### Exercise prompt
Pull out from the material below all lines with "timestamp".

### Records shown
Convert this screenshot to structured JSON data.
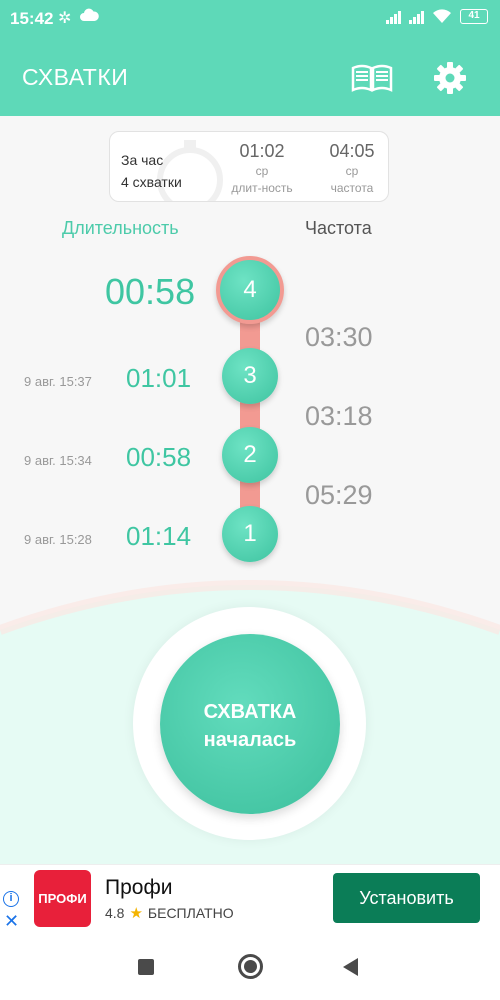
{
  "status_bar": {
    "time": "15:42",
    "battery": "41"
  },
  "app_bar": {
    "title": "СХВАТКИ"
  },
  "summary": {
    "per_hour_label": "За час",
    "per_hour_count": "4 схватки",
    "avg_duration": {
      "value": "01:02",
      "label_1": "ср",
      "label_2": "длит-ность"
    },
    "avg_frequency": {
      "value": "04:05",
      "label_1": "ср",
      "label_2": "частота"
    }
  },
  "columns": {
    "duration": "Длительность",
    "frequency": "Частота"
  },
  "contractions": [
    {
      "number": "4",
      "duration": "00:58",
      "timestamp": ""
    },
    {
      "number": "3",
      "duration": "01:01",
      "timestamp": "9 авг. 15:37"
    },
    {
      "number": "2",
      "duration": "00:58",
      "timestamp": "9 авг. 15:34"
    },
    {
      "number": "1",
      "duration": "01:14",
      "timestamp": "9 авг. 15:28"
    }
  ],
  "intervals": [
    "03:30",
    "03:18",
    "05:29"
  ],
  "start_button": {
    "line1": "СХВАТКА",
    "line2": "началась"
  },
  "ad": {
    "logo_text": "ПРОФИ",
    "title": "Профи",
    "rating": "4.8",
    "price": "БЕСПЛАТНО",
    "install_label": "Установить",
    "info_icon": "i",
    "close_icon": "✕"
  },
  "colors": {
    "accent": "#5ed9b8",
    "connector": "#f29a92",
    "install": "#0b7d57",
    "ad_logo": "#e8203a"
  }
}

### Correct response
      "timestamp": ""
      "timestamp": "9 авг. 15:37"
      "timestamp": "9 авг. 15:34"
      "timestamp": "9 авг. 15:28"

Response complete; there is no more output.